Problem requirements: Copy the records that follow exactly as written, but not their pictures.

-- BEGIN Data for this exercise --

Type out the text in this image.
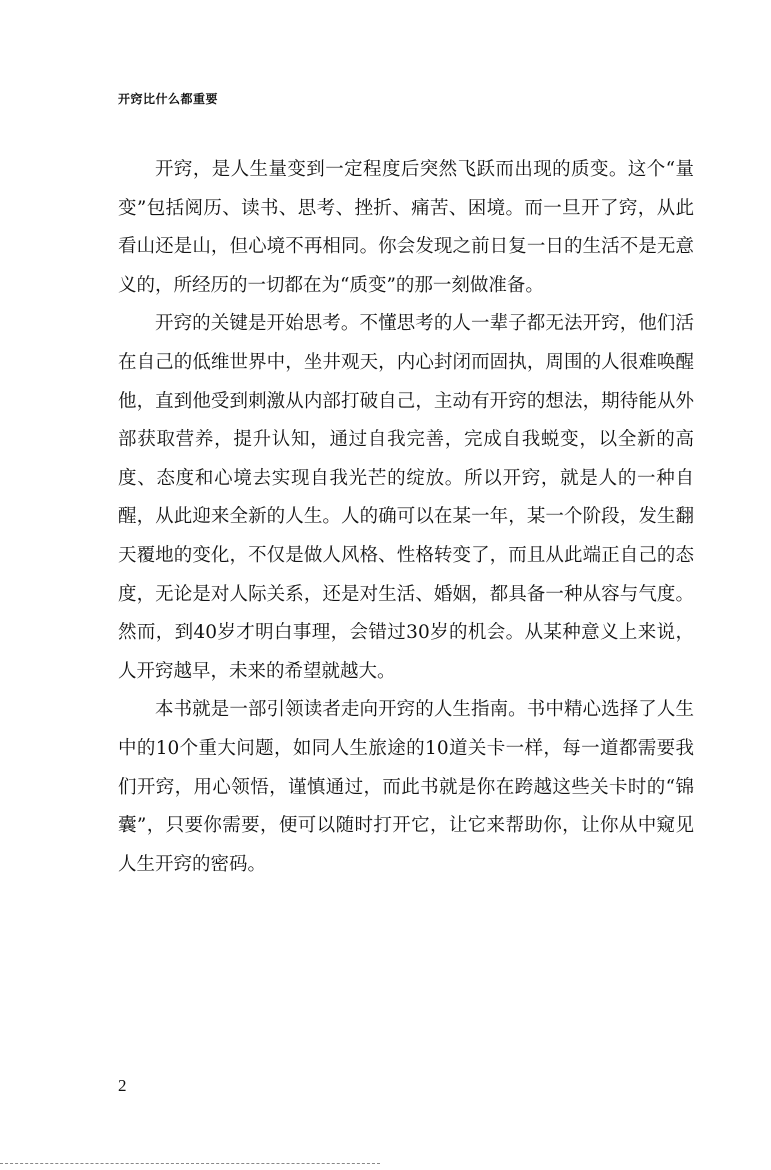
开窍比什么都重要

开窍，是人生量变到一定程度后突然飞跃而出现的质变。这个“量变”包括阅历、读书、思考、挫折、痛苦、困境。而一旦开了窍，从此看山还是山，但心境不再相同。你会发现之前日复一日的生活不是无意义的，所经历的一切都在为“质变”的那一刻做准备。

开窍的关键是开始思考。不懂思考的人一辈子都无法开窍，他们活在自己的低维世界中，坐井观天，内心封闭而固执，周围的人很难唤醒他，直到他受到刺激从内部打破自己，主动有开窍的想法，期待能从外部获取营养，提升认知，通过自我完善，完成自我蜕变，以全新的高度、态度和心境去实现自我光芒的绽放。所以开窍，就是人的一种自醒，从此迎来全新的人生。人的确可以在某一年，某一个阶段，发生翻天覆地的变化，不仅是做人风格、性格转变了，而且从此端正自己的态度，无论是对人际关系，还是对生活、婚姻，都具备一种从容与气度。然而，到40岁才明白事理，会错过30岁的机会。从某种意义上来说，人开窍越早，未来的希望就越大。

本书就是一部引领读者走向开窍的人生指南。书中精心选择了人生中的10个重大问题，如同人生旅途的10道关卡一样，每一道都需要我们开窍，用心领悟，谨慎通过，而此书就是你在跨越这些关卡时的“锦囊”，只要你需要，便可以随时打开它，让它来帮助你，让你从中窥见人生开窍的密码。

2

-- END Data for this exercise --

The reply:
Type out the text in this image.
开窍比什么都重要

开窍，是人生量变到一定程度后突然飞跃而出现的质变。这个“量变”包括阅历、读书、思考、挫折、痛苦、困境。而一旦开了窍，从此看山还是山，但心境不再相同。你会发现之前日复一日的生活不是无意义的，所经历的一切都在为“质变”的那一刻做准备。

开窍的关键是开始思考。不懂思考的人一辈子都无法开窍，他们活在自己的低维世界中，坐井观天，内心封闭而固执，周围的人很难唤醒他，直到他受到刺激从内部打破自己，主动有开窍的想法，期待能从外部获取营养，提升认知，通过自我完善，完成自我蜕变，以全新的高度、态度和心境去实现自我光芒的绽放。所以开窍，就是人的一种自醒，从此迎来全新的人生。人的确可以在某一年，某一个阶段，发生翻天覆地的变化，不仅是做人风格、性格转变了，而且从此端正自己的态度，无论是对人际关系，还是对生活、婚姻，都具备一种从容与气度。然而，到40岁才明白事理，会错过30岁的机会。从某种意义上来说，人开窍越早，未来的希望就越大。

本书就是一部引领读者走向开窍的人生指南。书中精心选择了人生中的10个重大问题，如同人生旅途的10道关卡一样，每一道都需要我们开窍，用心领悟，谨慎通过，而此书就是你在跨越这些关卡时的“锦囊”，只要你需要，便可以随时打开它，让它来帮助你，让你从中窥见人生开窍的密码。

2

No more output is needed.